** START DATA PROVIDED **
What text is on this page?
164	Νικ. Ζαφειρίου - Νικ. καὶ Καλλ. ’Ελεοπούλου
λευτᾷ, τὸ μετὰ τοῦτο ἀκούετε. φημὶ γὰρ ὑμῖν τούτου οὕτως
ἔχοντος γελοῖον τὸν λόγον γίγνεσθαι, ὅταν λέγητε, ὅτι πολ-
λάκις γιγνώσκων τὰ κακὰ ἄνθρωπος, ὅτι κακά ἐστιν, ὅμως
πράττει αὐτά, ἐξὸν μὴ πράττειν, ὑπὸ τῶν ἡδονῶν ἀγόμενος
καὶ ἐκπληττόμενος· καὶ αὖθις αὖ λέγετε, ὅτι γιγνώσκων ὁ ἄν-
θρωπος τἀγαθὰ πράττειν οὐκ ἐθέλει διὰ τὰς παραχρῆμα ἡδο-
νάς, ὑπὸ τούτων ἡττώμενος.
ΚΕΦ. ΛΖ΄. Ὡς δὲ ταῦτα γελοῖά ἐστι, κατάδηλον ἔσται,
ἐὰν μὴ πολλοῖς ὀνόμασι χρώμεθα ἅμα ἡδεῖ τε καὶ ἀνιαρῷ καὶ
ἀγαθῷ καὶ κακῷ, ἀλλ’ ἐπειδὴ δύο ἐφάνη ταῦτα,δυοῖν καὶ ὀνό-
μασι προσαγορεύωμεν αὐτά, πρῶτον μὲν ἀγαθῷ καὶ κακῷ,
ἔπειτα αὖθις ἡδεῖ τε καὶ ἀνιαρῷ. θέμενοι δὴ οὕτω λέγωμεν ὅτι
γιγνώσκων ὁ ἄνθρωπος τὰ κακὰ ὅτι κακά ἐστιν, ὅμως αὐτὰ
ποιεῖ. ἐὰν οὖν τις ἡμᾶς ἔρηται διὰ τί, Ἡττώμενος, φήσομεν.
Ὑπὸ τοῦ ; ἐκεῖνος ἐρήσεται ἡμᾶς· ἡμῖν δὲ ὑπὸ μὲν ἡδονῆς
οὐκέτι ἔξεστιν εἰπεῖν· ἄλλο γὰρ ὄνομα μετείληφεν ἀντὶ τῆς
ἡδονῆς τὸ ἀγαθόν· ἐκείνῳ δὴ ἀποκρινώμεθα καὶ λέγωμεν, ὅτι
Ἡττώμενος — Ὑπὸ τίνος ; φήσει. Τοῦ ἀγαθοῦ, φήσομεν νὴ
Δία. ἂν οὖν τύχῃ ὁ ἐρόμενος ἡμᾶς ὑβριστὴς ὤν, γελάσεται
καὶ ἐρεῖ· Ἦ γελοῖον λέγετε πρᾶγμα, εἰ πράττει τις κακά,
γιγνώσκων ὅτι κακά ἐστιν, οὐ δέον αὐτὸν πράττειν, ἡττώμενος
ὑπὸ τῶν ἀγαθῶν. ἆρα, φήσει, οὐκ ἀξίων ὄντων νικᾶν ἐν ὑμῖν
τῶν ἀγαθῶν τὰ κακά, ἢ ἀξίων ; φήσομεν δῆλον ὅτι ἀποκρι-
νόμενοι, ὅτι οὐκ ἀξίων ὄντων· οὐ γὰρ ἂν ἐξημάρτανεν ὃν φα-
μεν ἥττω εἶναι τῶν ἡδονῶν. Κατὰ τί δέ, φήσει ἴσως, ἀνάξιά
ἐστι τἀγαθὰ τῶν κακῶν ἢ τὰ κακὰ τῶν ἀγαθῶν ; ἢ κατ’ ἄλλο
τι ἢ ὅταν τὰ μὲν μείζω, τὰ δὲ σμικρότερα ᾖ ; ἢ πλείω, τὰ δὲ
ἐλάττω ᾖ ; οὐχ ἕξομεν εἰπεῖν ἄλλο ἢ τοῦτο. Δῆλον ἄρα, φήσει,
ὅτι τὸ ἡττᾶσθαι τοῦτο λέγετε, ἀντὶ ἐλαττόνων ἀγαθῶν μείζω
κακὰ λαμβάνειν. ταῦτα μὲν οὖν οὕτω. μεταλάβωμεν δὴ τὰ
** END DATA PROVIDED **
### [EXERCISE PROMPT]
Filter the records down to the lines that contain the string "μείζω", and copy those lines.

### [OUTPUT FOR THIS TASK]
τι ἢ ὅταν τὰ μὲν μείζω, τὰ δὲ σμικρότερα ᾖ ; ἢ πλείω, τὰ δὲ
ὅτι τὸ ἡττᾶσθαι τοῦτο λέγετε, ἀντὶ ἐλαττόνων ἀγαθῶν μείζω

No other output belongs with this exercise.